▶ WHAT IS BEING ASKED: Repeat every record below exactly, omitting any pictures.

-=-=-=-=-

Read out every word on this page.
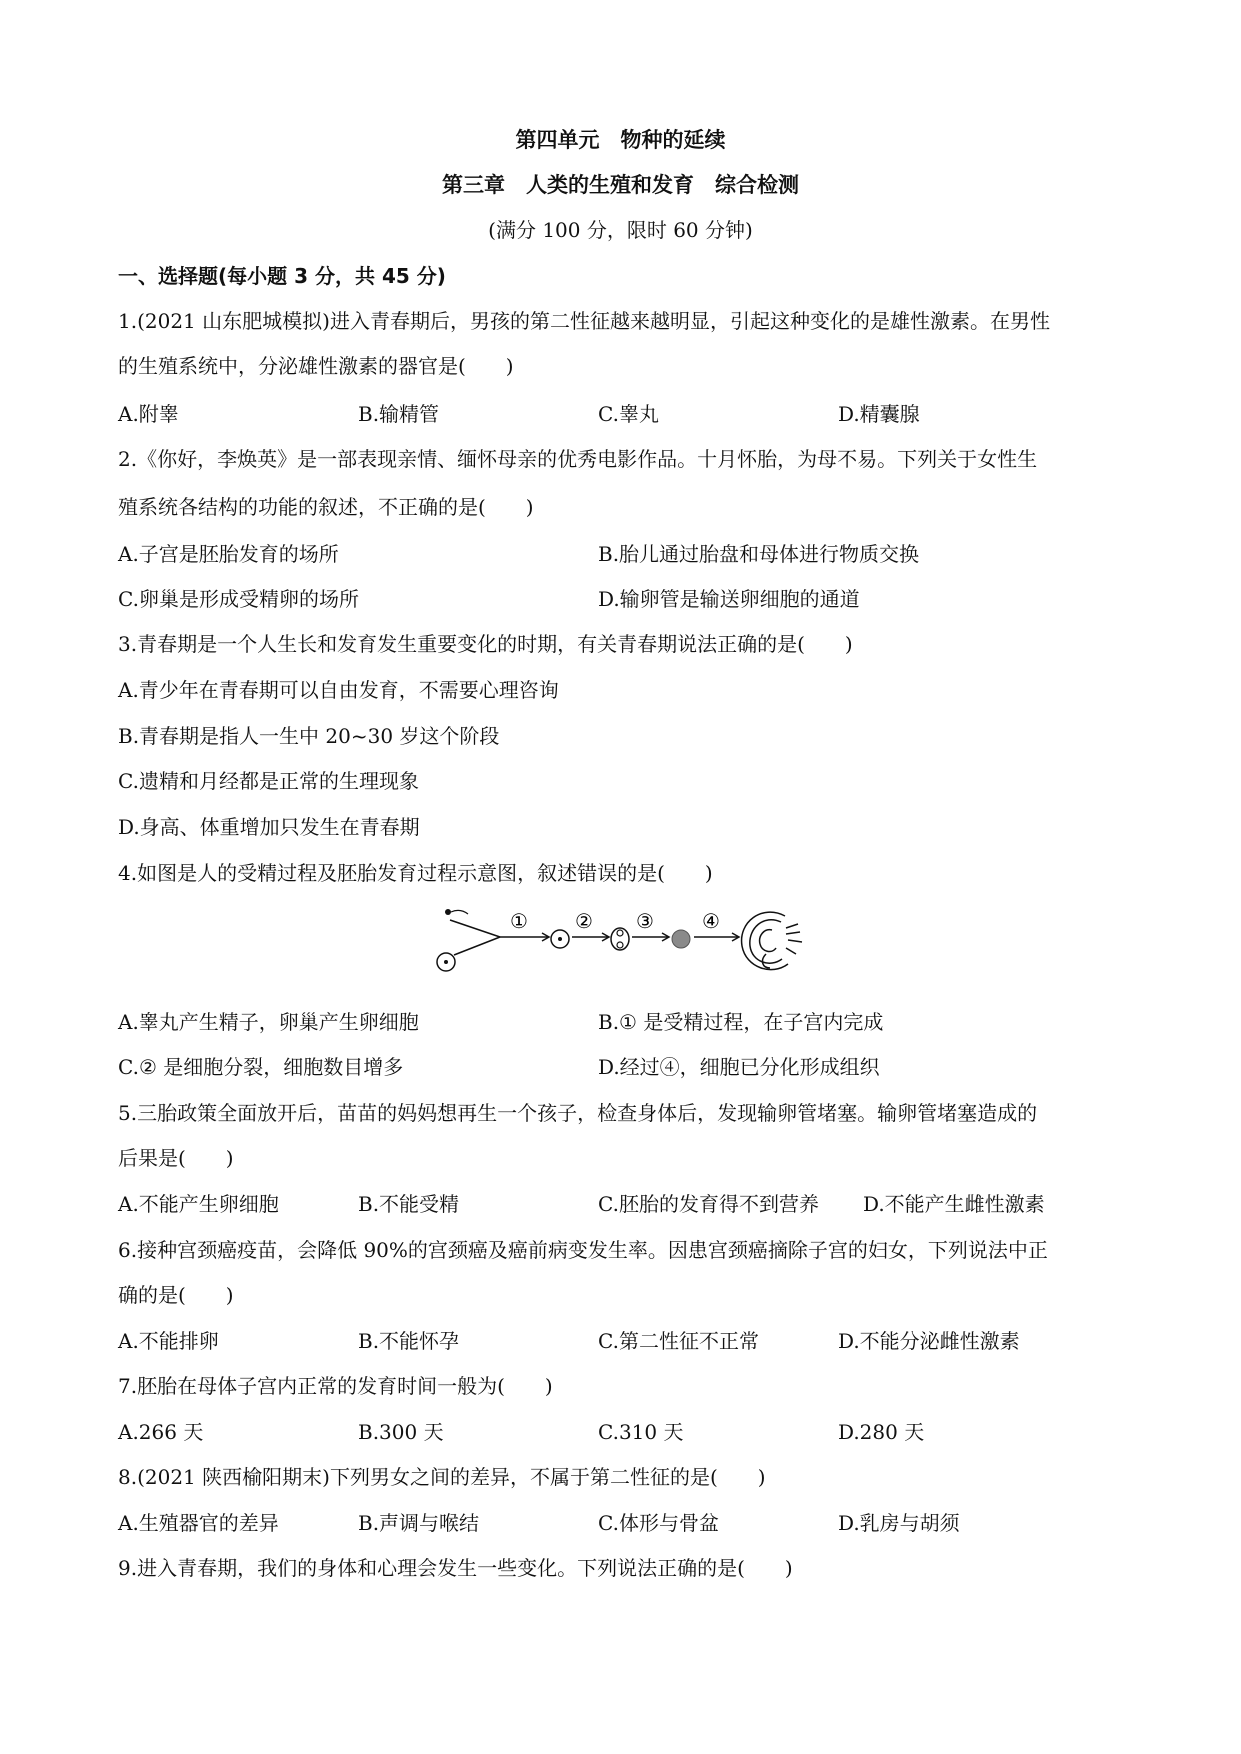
第四单元　物种的延续
第三章　人类的生殖和发育　综合检测
(满分 100 分，限时 60 分钟)
一、选择题(每小题 3 分，共 45 分)
1.(2021 山东肥城模拟)进入青春期后，男孩的第二性征越来越明显，引起这种变化的是雄性激素。在男性
的生殖系统中，分泌雄性激素的器官是(　　)
A.附睾	B.输精管	C.睾丸	D.精囊腺
2.《你好，李焕英》是一部表现亲情、缅怀母亲的优秀电影作品。十月怀胎，为母不易。下列关于女性生
殖系统各结构的功能的叙述，不正确的是(　　)
A.子宫是胚胎发育的场所	B.胎儿通过胎盘和母体进行物质交换
C.卵巢是形成受精卵的场所	D.输卵管是输送卵细胞的通道
3.青春期是一个人生长和发育发生重要变化的时期，有关青春期说法正确的是(　　)
A.青少年在青春期可以自由发育，不需要心理咨询
B.青春期是指人一生中 20~30 岁这个阶段
C.遗精和月经都是正常的生理现象
D.身高、体重增加只发生在青春期
4.如图是人的受精过程及胚胎发育过程示意图，叙述错误的是(　　)
① ② ③ ④
A.睾丸产生精子，卵巢产生卵细胞	B.① 是受精过程，在子宫内完成
C.② 是细胞分裂，细胞数目增多	D.经过④，细胞已分化形成组织
5.三胎政策全面放开后，苗苗的妈妈想再生一个孩子，检查身体后，发现输卵管堵塞。输卵管堵塞造成的
后果是(　　)
A.不能产生卵细胞	B.不能受精	C.胚胎的发育得不到营养 D.不能产生雌性激素
6.接种宫颈癌疫苗，会降低 90%的宫颈癌及癌前病变发生率。因患宫颈癌摘除子宫的妇女，下列说法中正
确的是(　　)
A.不能排卵	B.不能怀孕	C.第二性征不正常	D.不能分泌雌性激素
7.胚胎在母体子宫内正常的发育时间一般为(　　)
A.266 天	B.300 天	C.310 天	D.280 天
8.(2021 陕西榆阳期末)下列男女之间的差异，不属于第二性征的是(　　)
A.生殖器官的差异	B.声调与喉结	C.体形与骨盆	D.乳房与胡须
9.进入青春期，我们的身体和心理会发生一些变化。下列说法正确的是(　　)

-=-=-=-=-

▶ WRITTEN ANSWER:
Read out every word on this page.
第四单元　物种的延续
第三章　人类的生殖和发育　综合检测
(满分 100 分，限时 60 分钟)
一、选择题(每小题 3 分，共 45 分)
1.(2021 山东肥城模拟)进入青春期后，男孩的第二性征越来越明显，引起这种变化的是雄性激素。在男性
的生殖系统中，分泌雄性激素的器官是(　　)
A.附睾	B.输精管	C.睾丸	D.精囊腺
2.《你好，李焕英》是一部表现亲情、缅怀母亲的优秀电影作品。十月怀胎，为母不易。下列关于女性生
殖系统各结构的功能的叙述，不正确的是(　　)
A.子宫是胚胎发育的场所	B.胎儿通过胎盘和母体进行物质交换
C.卵巢是形成受精卵的场所	D.输卵管是输送卵细胞的通道
3.青春期是一个人生长和发育发生重要变化的时期，有关青春期说法正确的是(　　)
A.青少年在青春期可以自由发育，不需要心理咨询
B.青春期是指人一生中 20~30 岁这个阶段
C.遗精和月经都是正常的生理现象
D.身高、体重增加只发生在青春期
4.如图是人的受精过程及胚胎发育过程示意图，叙述错误的是(　　)
① ② ③ ④
A.睾丸产生精子，卵巢产生卵细胞	B.① 是受精过程，在子宫内完成
C.② 是细胞分裂，细胞数目增多	D.经过④，细胞已分化形成组织
5.三胎政策全面放开后，苗苗的妈妈想再生一个孩子，检查身体后，发现输卵管堵塞。输卵管堵塞造成的
后果是(　　)
A.不能产生卵细胞	B.不能受精	C.胚胎的发育得不到营养 D.不能产生雌性激素
6.接种宫颈癌疫苗，会降低 90%的宫颈癌及癌前病变发生率。因患宫颈癌摘除子宫的妇女，下列说法中正
确的是(　　)
A.不能排卵	B.不能怀孕	C.第二性征不正常	D.不能分泌雌性激素
7.胚胎在母体子宫内正常的发育时间一般为(　　)
A.266 天	B.300 天	C.310 天	D.280 天
8.(2021 陕西榆阳期末)下列男女之间的差异，不属于第二性征的是(　　)
A.生殖器官的差异	B.声调与喉结	C.体形与骨盆	D.乳房与胡须
9.进入青春期，我们的身体和心理会发生一些变化。下列说法正确的是(　　)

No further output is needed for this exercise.